Given instruction: Return the listing below verbatim. Pictures do not belong in the copy.

Records shown:
::::

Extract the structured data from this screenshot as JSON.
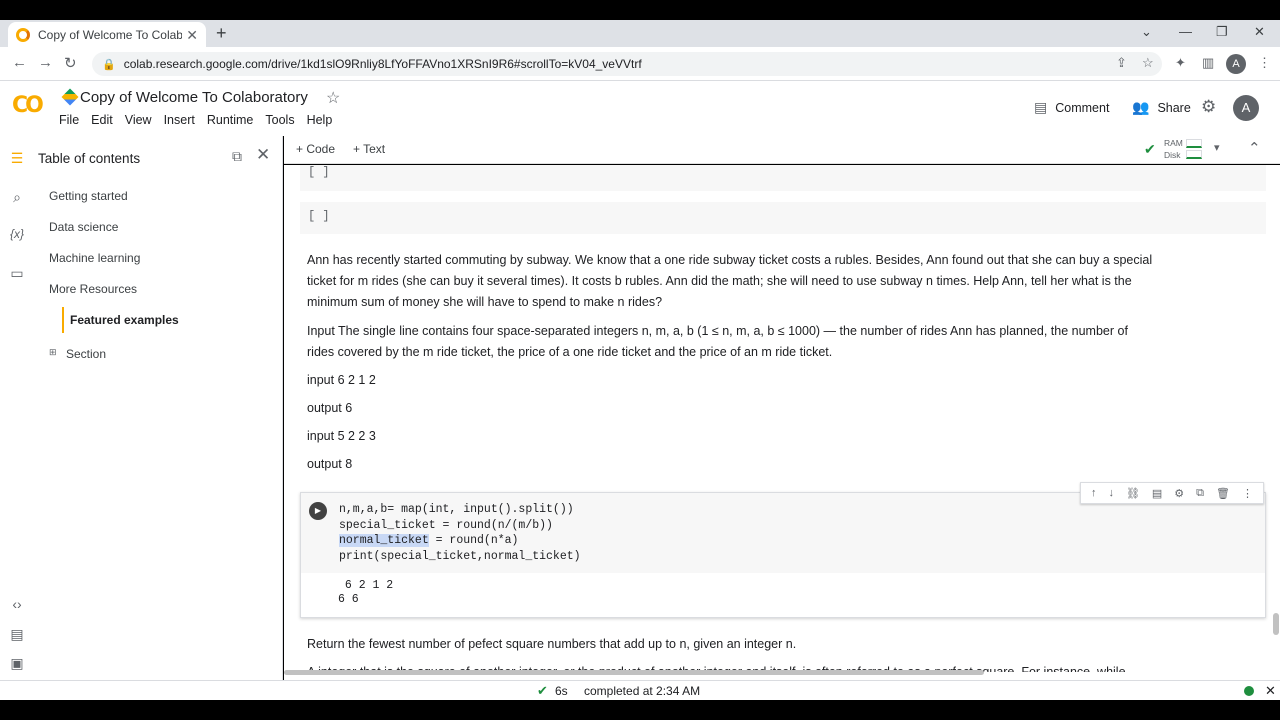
{
  "browser": {
    "tab_title": "Copy of Welcome To Colaborato",
    "tab_close": "✕",
    "new_tab": "+",
    "url": "colab.research.google.com/drive/1kd1slO9Rnliy8LfYoFFAVno1XRSnI9R6#scrollTo=kV04_veVVtrf",
    "profile_initial": "A"
  },
  "colab": {
    "logo": "CO",
    "notebook_title": "Copy of Welcome To Colaboratory",
    "menu": [
      "File",
      "Edit",
      "View",
      "Insert",
      "Runtime",
      "Tools",
      "Help"
    ],
    "comment_label": "Comment",
    "share_label": "Share",
    "avatar_initial": "A"
  },
  "toc": {
    "title": "Table of contents",
    "items": [
      "Getting started",
      "Data science",
      "Machine learning",
      "More Resources",
      "Featured examples",
      "Section"
    ]
  },
  "nb_toolbar": {
    "code_label": "+ Code",
    "text_label": "+ Text",
    "ram_label": "RAM",
    "disk_label": "Disk"
  },
  "cells": {
    "empty_marker": "[ ]",
    "problem1": "Ann has recently started commuting by subway. We know that a one ride subway ticket costs a rubles. Besides, Ann found out that she can buy a special ticket for m rides (she can buy it several times). It costs b rubles. Ann did the math; she will need to use subway n times. Help Ann, tell her what is the minimum sum of money she will have to spend to make n rides?",
    "problem1_input": "Input The single line contains four space-separated integers n, m, a, b (1 ≤ n, m, a, b ≤ 1000) — the number of rides Ann has planned, the number of rides covered by the m ride ticket, the price of a one ride ticket and the price of an m ride ticket.",
    "examples": [
      "input 6 2 1 2",
      "output 6",
      "input 5 2 2 3",
      "output 8"
    ],
    "code_lines": [
      "n,m,a,b= map(int, input().split())",
      "special_ticket = round(n/(m/b))",
      "normal_ticket = round(n*a)",
      "print(special_ticket,normal_ticket)"
    ],
    "output_lines": [
      " 6 2 1 2",
      "6 6"
    ],
    "problem2": "Return the fewest number of pefect square numbers that add up to n, given an integer n.",
    "problem2_cut": "A integer that is the square of another integer, or the product of another integer and itself, is often referred to as a perfect square. For instance, while"
  },
  "status": {
    "duration": "6s",
    "message": "completed at 2:34 AM"
  },
  "colors": {
    "accent": "#f9ab00",
    "ok": "#1e8e3e"
  }
}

::::

The response:
Extract the structured data from this screenshot as JSON.
{
  "browser": {
    "tab_title": "Copy of Welcome To Colaborato",
    "tab_close": "✕",
    "new_tab": "+",
    "url": "colab.research.google.com/drive/1kd1slO9Rnliy8LfYoFFAVno1XRSnI9R6#scrollTo=kV04_veVVtrf",
    "profile_initial": "A"
  },
  "colab": {
    "logo": "CO",
    "notebook_title": "Copy of Welcome To Colaboratory",
    "menu": [
      "File",
      "Edit",
      "View",
      "Insert",
      "Runtime",
      "Tools",
      "Help"
    ],
    "comment_label": "Comment",
    "share_label": "Share",
    "avatar_initial": "A"
  },
  "toc": {
    "title": "Table of contents",
    "items": [
      "Getting started",
      "Data science",
      "Machine learning",
      "More Resources",
      "Featured examples",
      "Section"
    ]
  },
  "nb_toolbar": {
    "code_label": "+ Code",
    "text_label": "+ Text",
    "ram_label": "RAM",
    "disk_label": "Disk"
  },
  "cells": {
    "empty_marker": "[ ]",
    "problem1": "Ann has recently started commuting by subway. We know that a one ride subway ticket costs a rubles. Besides, Ann found out that she can buy a special ticket for m rides (she can buy it several times). It costs b rubles. Ann did the math; she will need to use subway n times. Help Ann, tell her what is the minimum sum of money she will have to spend to make n rides?",
    "problem1_input": "Input The single line contains four space-separated integers n, m, a, b (1 ≤ n, m, a, b ≤ 1000) — the number of rides Ann has planned, the number of rides covered by the m ride ticket, the price of a one ride ticket and the price of an m ride ticket.",
    "examples": [
      "input 6 2 1 2",
      "output 6",
      "input 5 2 2 3",
      "output 8"
    ],
    "code_lines": [
      "n,m,a,b= map(int, input().split())",
      "special_ticket = round(n/(m/b))",
      "normal_ticket = round(n*a)",
      "print(special_ticket,normal_ticket)"
    ],
    "output_lines": [
      " 6 2 1 2",
      "6 6"
    ],
    "problem2": "Return the fewest number of pefect square numbers that add up to n, given an integer n.",
    "problem2_cut": "A integer that is the square of another integer, or the product of another integer and itself, is often referred to as a perfect square. For instance, while"
  },
  "status": {
    "duration": "6s",
    "message": "completed at 2:34 AM"
  },
  "colors": {
    "accent": "#f9ab00",
    "ok": "#1e8e3e"
  }
}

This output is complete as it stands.